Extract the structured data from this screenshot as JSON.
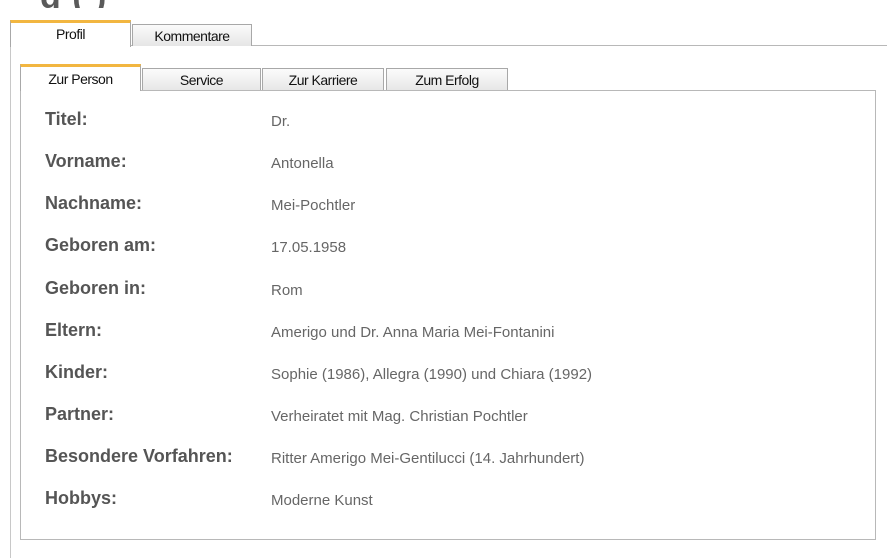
{
  "header": {
    "clipped_title": "  g                            (                              )"
  },
  "outer_tabs": [
    {
      "label": "Profil",
      "active": true
    },
    {
      "label": "Kommentare",
      "active": false
    }
  ],
  "inner_tabs": [
    {
      "label": "Zur Person",
      "active": true
    },
    {
      "label": "Service",
      "active": false
    },
    {
      "label": "Zur Karriere",
      "active": false
    },
    {
      "label": "Zum Erfolg",
      "active": false
    }
  ],
  "person": {
    "rows": [
      {
        "label": "Titel:",
        "value": "Dr."
      },
      {
        "label": "Vorname:",
        "value": "Antonella"
      },
      {
        "label": "Nachname:",
        "value": "Mei-Pochtler"
      },
      {
        "label": "Geboren am:",
        "value": "17.05.1958"
      },
      {
        "label": "Geboren in:",
        "value": "Rom"
      },
      {
        "label": "Eltern:",
        "value": "Amerigo und Dr. Anna Maria Mei-Fontanini"
      },
      {
        "label": "Kinder:",
        "value": "Sophie (1986), Allegra (1990) und Chiara (1992)"
      },
      {
        "label": "Partner:",
        "value": "Verheiratet mit Mag. Christian Pochtler"
      },
      {
        "label": "Besondere Vorfahren:",
        "value": "Ritter Amerigo Mei-Gentilucci (14. Jahrhundert)"
      },
      {
        "label": "Hobbys:",
        "value": "Moderne Kunst"
      }
    ]
  },
  "colors": {
    "active_tab_accent": "#f2b640",
    "label_text": "#555555",
    "value_text": "#666666",
    "border": "#b8b8b8"
  }
}
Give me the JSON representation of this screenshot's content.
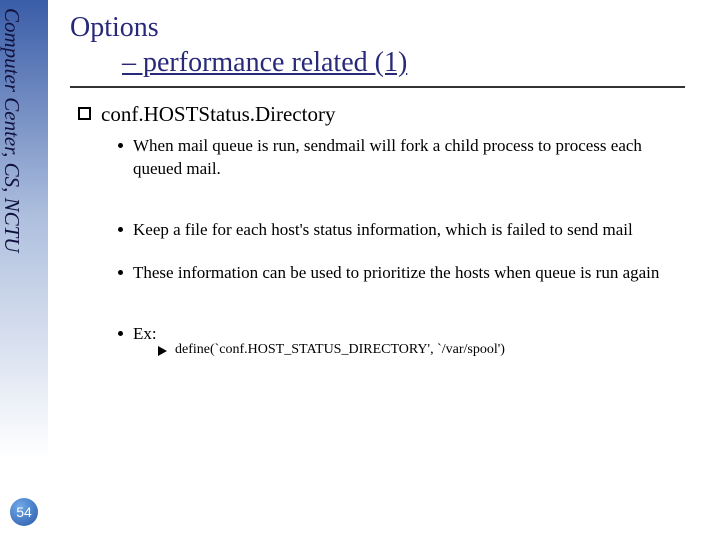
{
  "sidebar": {
    "label": "Computer Center, CS, NCTU"
  },
  "page_number": "54",
  "title": {
    "line1": "Options",
    "line2": "– performance related (1)"
  },
  "main_bullet": "conf.HOSTStatus.Directory",
  "items": {
    "a": "When mail queue is run, sendmail will fork a child process to process each queued mail.",
    "b": "Keep a file for each host's status information, which is failed to send mail",
    "c": "These information can be used to prioritize the hosts when queue is run again",
    "d": "Ex:"
  },
  "example": "define(`conf.HOST_STATUS_DIRECTORY', `/var/spool')"
}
.....
Transcribe all of the records above character for character. Exclude the pictures.

Extract the structured data from this screenshot as JSON.
{
  "header": {
    "clipped_title": "  g                            (                              )"
  },
  "outer_tabs": [
    {
      "label": "Profil",
      "active": true
    },
    {
      "label": "Kommentare",
      "active": false
    }
  ],
  "inner_tabs": [
    {
      "label": "Zur Person",
      "active": true
    },
    {
      "label": "Service",
      "active": false
    },
    {
      "label": "Zur Karriere",
      "active": false
    },
    {
      "label": "Zum Erfolg",
      "active": false
    }
  ],
  "person": {
    "rows": [
      {
        "label": "Titel:",
        "value": "Dr."
      },
      {
        "label": "Vorname:",
        "value": "Antonella"
      },
      {
        "label": "Nachname:",
        "value": "Mei-Pochtler"
      },
      {
        "label": "Geboren am:",
        "value": "17.05.1958"
      },
      {
        "label": "Geboren in:",
        "value": "Rom"
      },
      {
        "label": "Eltern:",
        "value": "Amerigo und Dr. Anna Maria Mei-Fontanini"
      },
      {
        "label": "Kinder:",
        "value": "Sophie (1986), Allegra (1990) und Chiara (1992)"
      },
      {
        "label": "Partner:",
        "value": "Verheiratet mit Mag. Christian Pochtler"
      },
      {
        "label": "Besondere Vorfahren:",
        "value": "Ritter Amerigo Mei-Gentilucci (14. Jahrhundert)"
      },
      {
        "label": "Hobbys:",
        "value": "Moderne Kunst"
      }
    ]
  },
  "colors": {
    "active_tab_accent": "#f2b640",
    "label_text": "#555555",
    "value_text": "#666666",
    "border": "#b8b8b8"
  }
}
Give me the JSON representation of this screenshot's content.
{
  "sidebar": {
    "label": "Computer Center, CS, NCTU"
  },
  "page_number": "54",
  "title": {
    "line1": "Options",
    "line2": "– performance related (1)"
  },
  "main_bullet": "conf.HOSTStatus.Directory",
  "items": {
    "a": "When mail queue is run, sendmail will fork a child process to process each queued mail.",
    "b": "Keep a file for each host's status information, which is failed to send mail",
    "c": "These information can be used to prioritize the hosts when queue is run again",
    "d": "Ex:"
  },
  "example": "define(`conf.HOST_STATUS_DIRECTORY', `/var/spool')"
}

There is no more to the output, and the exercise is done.